■ Work to be completed
Every entry below must be repeated exactly; skip the pictures.

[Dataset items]
+ + + + + + +

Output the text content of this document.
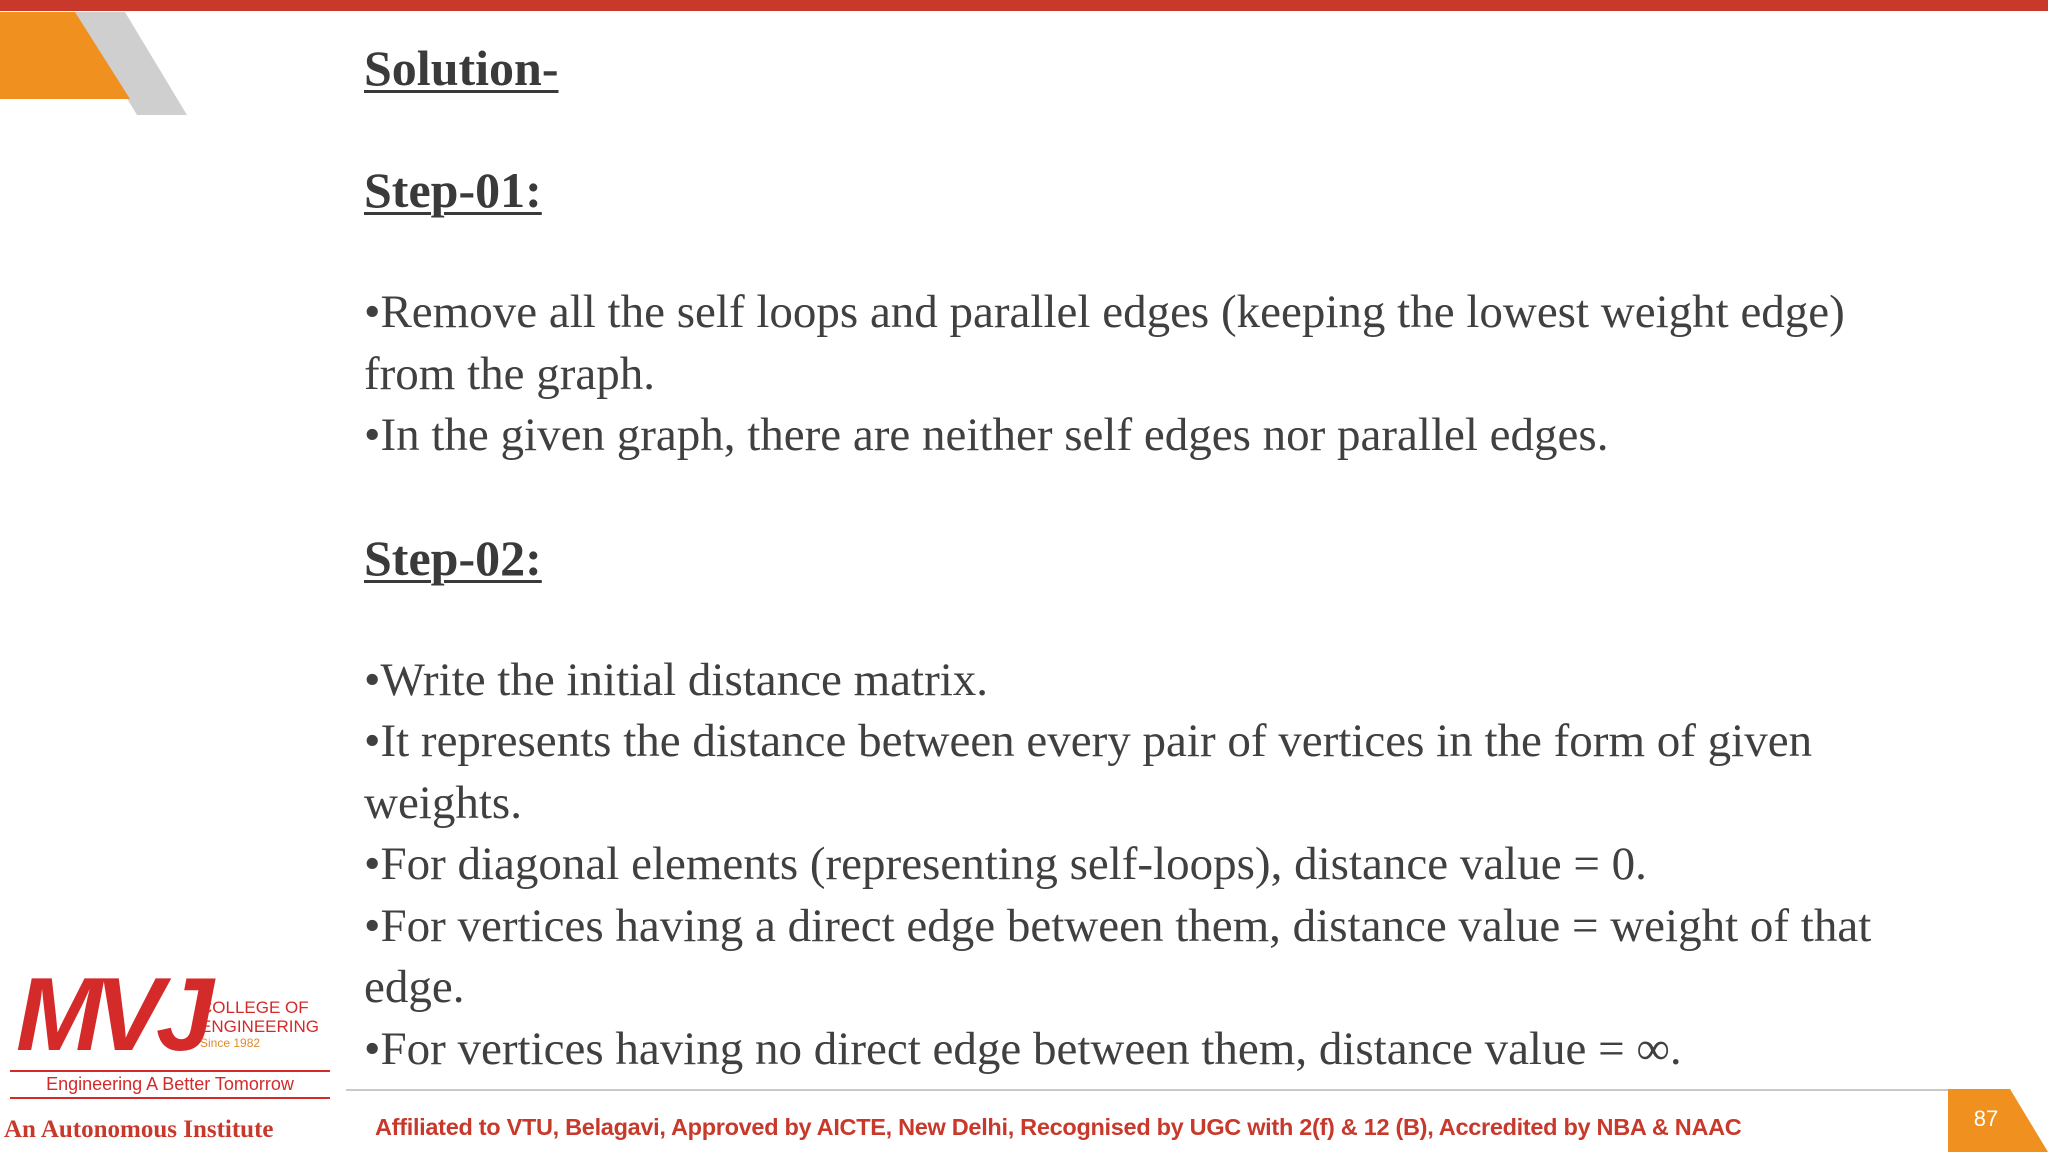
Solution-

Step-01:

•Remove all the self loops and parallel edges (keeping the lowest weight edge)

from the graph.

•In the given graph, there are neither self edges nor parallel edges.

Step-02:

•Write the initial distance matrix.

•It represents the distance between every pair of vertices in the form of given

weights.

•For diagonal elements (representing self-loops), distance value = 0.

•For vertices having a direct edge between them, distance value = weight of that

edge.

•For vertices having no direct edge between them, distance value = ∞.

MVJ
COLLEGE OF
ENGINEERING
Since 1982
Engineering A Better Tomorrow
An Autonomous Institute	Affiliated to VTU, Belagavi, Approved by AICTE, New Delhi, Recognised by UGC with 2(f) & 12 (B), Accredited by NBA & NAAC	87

+ + + + + + +

■ Complete answer
Output the text content of this document.
Solution-

Step-01:

•Remove all the self loops and parallel edges (keeping the lowest weight edge)

from the graph.

•In the given graph, there are neither self edges nor parallel edges.

Step-02:

•Write the initial distance matrix.

•It represents the distance between every pair of vertices in the form of given

weights.

•For diagonal elements (representing self-loops), distance value = 0.

•For vertices having a direct edge between them, distance value = weight of that

edge.

•For vertices having no direct edge between them, distance value = ∞.

MVJ
COLLEGE OF
ENGINEERING
Since 1982
Engineering A Better Tomorrow
An Autonomous Institute	Affiliated to VTU, Belagavi, Approved by AICTE, New Delhi, Recognised by UGC with 2(f) & 12 (B), Accredited by NBA & NAAC	87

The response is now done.